Stored data
- - - - - - -
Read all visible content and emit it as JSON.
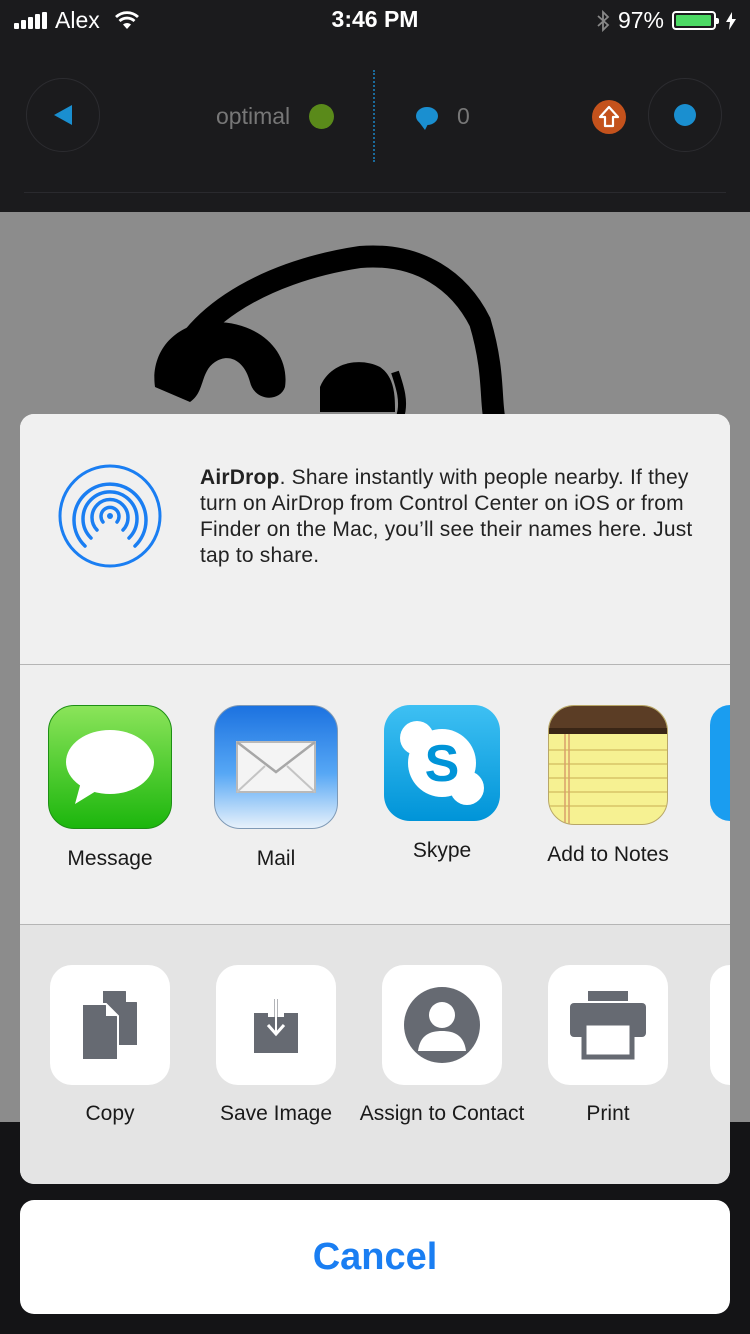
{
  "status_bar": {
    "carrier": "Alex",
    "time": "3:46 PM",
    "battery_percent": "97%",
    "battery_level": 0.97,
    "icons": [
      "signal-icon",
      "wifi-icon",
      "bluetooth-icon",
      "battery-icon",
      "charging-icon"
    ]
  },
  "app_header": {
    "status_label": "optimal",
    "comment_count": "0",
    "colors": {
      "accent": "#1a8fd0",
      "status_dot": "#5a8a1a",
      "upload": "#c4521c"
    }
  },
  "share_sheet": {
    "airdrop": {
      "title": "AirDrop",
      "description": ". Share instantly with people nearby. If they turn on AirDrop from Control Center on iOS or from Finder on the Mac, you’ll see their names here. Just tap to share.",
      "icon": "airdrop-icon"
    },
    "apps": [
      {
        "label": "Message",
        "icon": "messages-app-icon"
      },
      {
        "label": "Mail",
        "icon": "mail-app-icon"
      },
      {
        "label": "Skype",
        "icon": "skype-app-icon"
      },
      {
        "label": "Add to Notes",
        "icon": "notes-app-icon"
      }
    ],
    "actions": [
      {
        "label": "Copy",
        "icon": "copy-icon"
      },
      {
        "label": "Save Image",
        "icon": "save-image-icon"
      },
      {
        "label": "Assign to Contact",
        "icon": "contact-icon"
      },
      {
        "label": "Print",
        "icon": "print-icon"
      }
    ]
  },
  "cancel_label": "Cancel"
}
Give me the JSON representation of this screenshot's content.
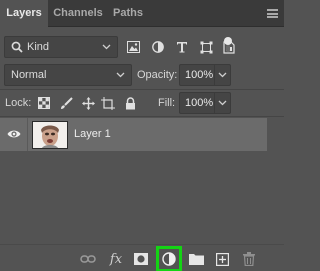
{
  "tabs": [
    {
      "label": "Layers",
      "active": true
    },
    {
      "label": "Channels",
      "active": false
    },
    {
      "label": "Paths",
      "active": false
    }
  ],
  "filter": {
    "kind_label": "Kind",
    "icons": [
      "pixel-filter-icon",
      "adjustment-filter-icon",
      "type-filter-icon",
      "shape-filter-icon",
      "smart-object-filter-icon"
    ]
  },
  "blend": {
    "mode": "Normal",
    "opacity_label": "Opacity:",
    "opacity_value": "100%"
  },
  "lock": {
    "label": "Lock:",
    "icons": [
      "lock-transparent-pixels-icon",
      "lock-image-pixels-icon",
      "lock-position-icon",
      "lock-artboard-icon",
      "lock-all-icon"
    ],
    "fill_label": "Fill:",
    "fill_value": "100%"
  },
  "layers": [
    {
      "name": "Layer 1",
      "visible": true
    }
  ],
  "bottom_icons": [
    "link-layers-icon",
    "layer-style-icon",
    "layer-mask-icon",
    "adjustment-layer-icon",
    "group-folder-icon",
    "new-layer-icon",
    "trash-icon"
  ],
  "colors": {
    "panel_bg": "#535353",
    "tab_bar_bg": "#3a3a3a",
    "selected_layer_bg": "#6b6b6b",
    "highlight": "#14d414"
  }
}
- - - - - - -
● **Brief**:
Nothing in the entries above should change when they are printed again, except that the pictures are dropped.

● **The reply**:
Read all visible content and emit it as JSON.
{
  "status_bar": {
    "carrier": "Alex",
    "time": "3:46 PM",
    "battery_percent": "97%",
    "battery_level": 0.97,
    "icons": [
      "signal-icon",
      "wifi-icon",
      "bluetooth-icon",
      "battery-icon",
      "charging-icon"
    ]
  },
  "app_header": {
    "status_label": "optimal",
    "comment_count": "0",
    "colors": {
      "accent": "#1a8fd0",
      "status_dot": "#5a8a1a",
      "upload": "#c4521c"
    }
  },
  "share_sheet": {
    "airdrop": {
      "title": "AirDrop",
      "description": ". Share instantly with people nearby. If they turn on AirDrop from Control Center on iOS or from Finder on the Mac, you’ll see their names here. Just tap to share.",
      "icon": "airdrop-icon"
    },
    "apps": [
      {
        "label": "Message",
        "icon": "messages-app-icon"
      },
      {
        "label": "Mail",
        "icon": "mail-app-icon"
      },
      {
        "label": "Skype",
        "icon": "skype-app-icon"
      },
      {
        "label": "Add to Notes",
        "icon": "notes-app-icon"
      }
    ],
    "actions": [
      {
        "label": "Copy",
        "icon": "copy-icon"
      },
      {
        "label": "Save Image",
        "icon": "save-image-icon"
      },
      {
        "label": "Assign to Contact",
        "icon": "contact-icon"
      },
      {
        "label": "Print",
        "icon": "print-icon"
      }
    ]
  },
  "cancel_label": "Cancel"
}
Give me the JSON representation of this screenshot's content.
{
  "tabs": [
    {
      "label": "Layers",
      "active": true
    },
    {
      "label": "Channels",
      "active": false
    },
    {
      "label": "Paths",
      "active": false
    }
  ],
  "filter": {
    "kind_label": "Kind",
    "icons": [
      "pixel-filter-icon",
      "adjustment-filter-icon",
      "type-filter-icon",
      "shape-filter-icon",
      "smart-object-filter-icon"
    ]
  },
  "blend": {
    "mode": "Normal",
    "opacity_label": "Opacity:",
    "opacity_value": "100%"
  },
  "lock": {
    "label": "Lock:",
    "icons": [
      "lock-transparent-pixels-icon",
      "lock-image-pixels-icon",
      "lock-position-icon",
      "lock-artboard-icon",
      "lock-all-icon"
    ],
    "fill_label": "Fill:",
    "fill_value": "100%"
  },
  "layers": [
    {
      "name": "Layer 1",
      "visible": true
    }
  ],
  "bottom_icons": [
    "link-layers-icon",
    "layer-style-icon",
    "layer-mask-icon",
    "adjustment-layer-icon",
    "group-folder-icon",
    "new-layer-icon",
    "trash-icon"
  ],
  "colors": {
    "panel_bg": "#535353",
    "tab_bar_bg": "#3a3a3a",
    "selected_layer_bg": "#6b6b6b",
    "highlight": "#14d414"
  }
}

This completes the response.